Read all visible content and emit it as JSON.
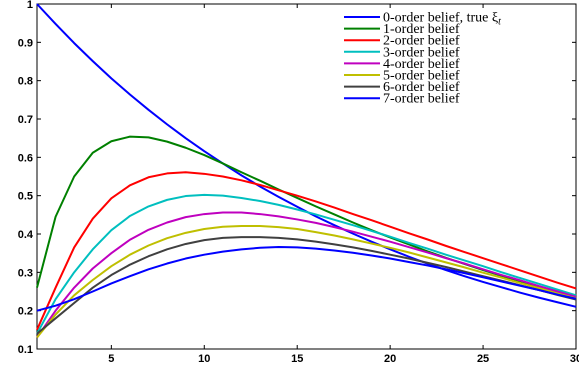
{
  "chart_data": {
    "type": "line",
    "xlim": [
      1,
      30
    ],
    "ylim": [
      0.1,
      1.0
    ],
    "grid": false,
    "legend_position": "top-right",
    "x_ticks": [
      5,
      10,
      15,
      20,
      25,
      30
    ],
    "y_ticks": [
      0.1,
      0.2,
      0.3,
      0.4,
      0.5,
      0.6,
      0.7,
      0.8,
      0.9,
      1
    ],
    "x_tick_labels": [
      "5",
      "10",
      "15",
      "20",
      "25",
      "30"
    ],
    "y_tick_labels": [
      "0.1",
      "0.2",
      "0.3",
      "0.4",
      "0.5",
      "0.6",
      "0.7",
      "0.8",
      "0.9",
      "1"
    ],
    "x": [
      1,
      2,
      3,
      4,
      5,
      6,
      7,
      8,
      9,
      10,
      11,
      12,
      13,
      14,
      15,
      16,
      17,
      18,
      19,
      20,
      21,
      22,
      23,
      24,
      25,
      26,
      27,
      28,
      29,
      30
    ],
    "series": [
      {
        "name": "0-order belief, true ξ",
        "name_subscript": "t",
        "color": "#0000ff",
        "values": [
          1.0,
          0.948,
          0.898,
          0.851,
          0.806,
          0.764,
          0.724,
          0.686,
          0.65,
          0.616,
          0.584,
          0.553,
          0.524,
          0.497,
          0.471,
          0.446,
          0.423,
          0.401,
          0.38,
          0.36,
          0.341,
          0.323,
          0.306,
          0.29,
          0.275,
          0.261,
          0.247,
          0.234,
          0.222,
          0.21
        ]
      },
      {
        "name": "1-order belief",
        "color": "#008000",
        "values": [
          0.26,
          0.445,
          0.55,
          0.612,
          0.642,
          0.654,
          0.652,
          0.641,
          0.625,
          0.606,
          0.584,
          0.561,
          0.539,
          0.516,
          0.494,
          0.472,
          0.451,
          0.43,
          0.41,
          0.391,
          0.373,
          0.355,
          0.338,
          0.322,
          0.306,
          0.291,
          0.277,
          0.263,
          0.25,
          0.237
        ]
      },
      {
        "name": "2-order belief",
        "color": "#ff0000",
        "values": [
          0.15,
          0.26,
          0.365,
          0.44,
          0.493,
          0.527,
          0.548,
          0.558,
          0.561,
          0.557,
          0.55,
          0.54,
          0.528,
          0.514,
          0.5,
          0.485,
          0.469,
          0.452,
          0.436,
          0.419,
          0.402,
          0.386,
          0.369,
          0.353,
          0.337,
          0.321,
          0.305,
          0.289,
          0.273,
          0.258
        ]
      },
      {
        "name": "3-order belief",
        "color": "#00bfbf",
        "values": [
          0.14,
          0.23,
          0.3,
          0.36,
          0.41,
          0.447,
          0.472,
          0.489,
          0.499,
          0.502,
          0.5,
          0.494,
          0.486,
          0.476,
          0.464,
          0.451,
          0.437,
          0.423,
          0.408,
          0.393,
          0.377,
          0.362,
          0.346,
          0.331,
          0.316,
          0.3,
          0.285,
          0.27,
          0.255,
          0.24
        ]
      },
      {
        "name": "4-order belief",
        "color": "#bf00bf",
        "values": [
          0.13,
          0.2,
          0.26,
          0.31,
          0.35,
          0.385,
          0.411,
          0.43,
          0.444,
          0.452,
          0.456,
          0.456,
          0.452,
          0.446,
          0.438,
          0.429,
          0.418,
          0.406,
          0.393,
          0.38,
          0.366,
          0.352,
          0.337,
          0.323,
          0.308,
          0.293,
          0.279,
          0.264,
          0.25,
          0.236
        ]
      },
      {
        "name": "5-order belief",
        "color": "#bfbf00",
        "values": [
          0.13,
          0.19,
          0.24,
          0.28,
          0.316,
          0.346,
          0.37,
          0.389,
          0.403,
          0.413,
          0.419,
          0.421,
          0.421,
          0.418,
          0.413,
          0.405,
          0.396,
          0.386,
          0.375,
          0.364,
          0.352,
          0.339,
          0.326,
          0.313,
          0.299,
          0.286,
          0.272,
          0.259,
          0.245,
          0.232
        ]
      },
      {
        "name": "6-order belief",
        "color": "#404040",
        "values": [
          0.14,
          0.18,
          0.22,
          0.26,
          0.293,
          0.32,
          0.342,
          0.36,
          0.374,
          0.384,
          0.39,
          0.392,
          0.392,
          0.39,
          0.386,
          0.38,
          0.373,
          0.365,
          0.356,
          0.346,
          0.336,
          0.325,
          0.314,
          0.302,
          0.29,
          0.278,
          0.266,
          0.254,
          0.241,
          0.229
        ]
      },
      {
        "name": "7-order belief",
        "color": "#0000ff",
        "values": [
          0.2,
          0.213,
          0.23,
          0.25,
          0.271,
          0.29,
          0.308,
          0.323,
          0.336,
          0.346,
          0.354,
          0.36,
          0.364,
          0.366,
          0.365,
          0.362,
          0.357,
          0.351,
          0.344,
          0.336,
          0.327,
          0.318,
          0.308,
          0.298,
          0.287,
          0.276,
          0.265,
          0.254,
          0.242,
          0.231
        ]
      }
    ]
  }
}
________________________
WHAT NEEDS TO BE DONE: Copy, from the material above, each line in which the string "belief" occurs.

OUTPUT:
        "name": "0-order belief, true ξ",
        "name": "1-order belief",
        "name": "2-order belief",
        "name": "3-order belief",
        "name": "4-order belief",
        "name": "5-order belief",
        "name": "6-order belief",
        "name": "7-order belief",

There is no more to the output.